## DIRECTIONS:
List every line below containing "data".

## MATERIAL:
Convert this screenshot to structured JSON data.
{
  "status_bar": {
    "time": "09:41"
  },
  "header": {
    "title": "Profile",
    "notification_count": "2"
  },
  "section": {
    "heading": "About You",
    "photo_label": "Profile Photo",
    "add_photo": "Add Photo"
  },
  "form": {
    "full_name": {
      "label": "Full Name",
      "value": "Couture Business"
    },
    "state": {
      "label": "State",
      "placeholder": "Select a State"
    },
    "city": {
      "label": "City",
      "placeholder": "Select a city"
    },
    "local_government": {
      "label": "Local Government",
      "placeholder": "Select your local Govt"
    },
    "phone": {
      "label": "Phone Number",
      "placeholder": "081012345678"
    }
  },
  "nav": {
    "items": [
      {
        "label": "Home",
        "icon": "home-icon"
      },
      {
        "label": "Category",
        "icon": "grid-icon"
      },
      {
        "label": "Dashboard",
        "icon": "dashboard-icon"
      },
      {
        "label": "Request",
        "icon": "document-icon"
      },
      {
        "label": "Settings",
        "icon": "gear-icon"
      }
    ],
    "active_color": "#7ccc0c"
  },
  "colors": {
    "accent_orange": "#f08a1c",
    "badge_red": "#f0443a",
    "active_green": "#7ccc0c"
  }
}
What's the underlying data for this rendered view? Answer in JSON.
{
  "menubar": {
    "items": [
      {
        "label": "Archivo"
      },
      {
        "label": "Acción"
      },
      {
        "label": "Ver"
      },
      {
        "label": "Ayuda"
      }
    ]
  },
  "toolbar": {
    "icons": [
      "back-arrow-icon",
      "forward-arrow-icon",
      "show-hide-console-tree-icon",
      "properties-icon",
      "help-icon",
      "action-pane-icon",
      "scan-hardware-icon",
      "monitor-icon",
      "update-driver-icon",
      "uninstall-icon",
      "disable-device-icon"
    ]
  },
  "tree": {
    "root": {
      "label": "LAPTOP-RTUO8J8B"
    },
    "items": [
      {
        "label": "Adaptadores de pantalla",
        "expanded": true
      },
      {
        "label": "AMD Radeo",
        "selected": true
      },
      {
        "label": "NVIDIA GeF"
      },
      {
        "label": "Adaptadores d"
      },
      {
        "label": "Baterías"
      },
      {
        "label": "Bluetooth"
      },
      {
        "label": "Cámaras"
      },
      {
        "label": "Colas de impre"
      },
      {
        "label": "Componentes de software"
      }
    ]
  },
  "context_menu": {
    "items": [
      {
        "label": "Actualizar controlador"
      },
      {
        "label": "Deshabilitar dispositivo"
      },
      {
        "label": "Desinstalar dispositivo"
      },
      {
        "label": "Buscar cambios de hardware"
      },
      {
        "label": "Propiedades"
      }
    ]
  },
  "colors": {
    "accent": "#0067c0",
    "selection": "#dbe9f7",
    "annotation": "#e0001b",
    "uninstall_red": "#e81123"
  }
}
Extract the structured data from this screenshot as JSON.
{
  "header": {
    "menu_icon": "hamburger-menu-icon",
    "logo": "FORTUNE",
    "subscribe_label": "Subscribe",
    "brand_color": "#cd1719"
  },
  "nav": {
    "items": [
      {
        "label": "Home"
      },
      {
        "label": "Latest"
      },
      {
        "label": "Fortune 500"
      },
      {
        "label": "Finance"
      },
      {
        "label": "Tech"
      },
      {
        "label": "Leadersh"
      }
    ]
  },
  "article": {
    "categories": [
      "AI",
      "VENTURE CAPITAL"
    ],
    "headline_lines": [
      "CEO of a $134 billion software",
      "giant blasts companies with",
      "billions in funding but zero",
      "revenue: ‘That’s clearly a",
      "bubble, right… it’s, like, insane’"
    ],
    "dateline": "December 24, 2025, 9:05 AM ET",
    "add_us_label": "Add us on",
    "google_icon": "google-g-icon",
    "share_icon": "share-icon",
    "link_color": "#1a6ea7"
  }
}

## FINAL RESULT:
Convert this screenshot to structured JSON data.
What's the underlying data for this rendered view? Answer in JSON.
Extract the structured data from this screenshot as JSON.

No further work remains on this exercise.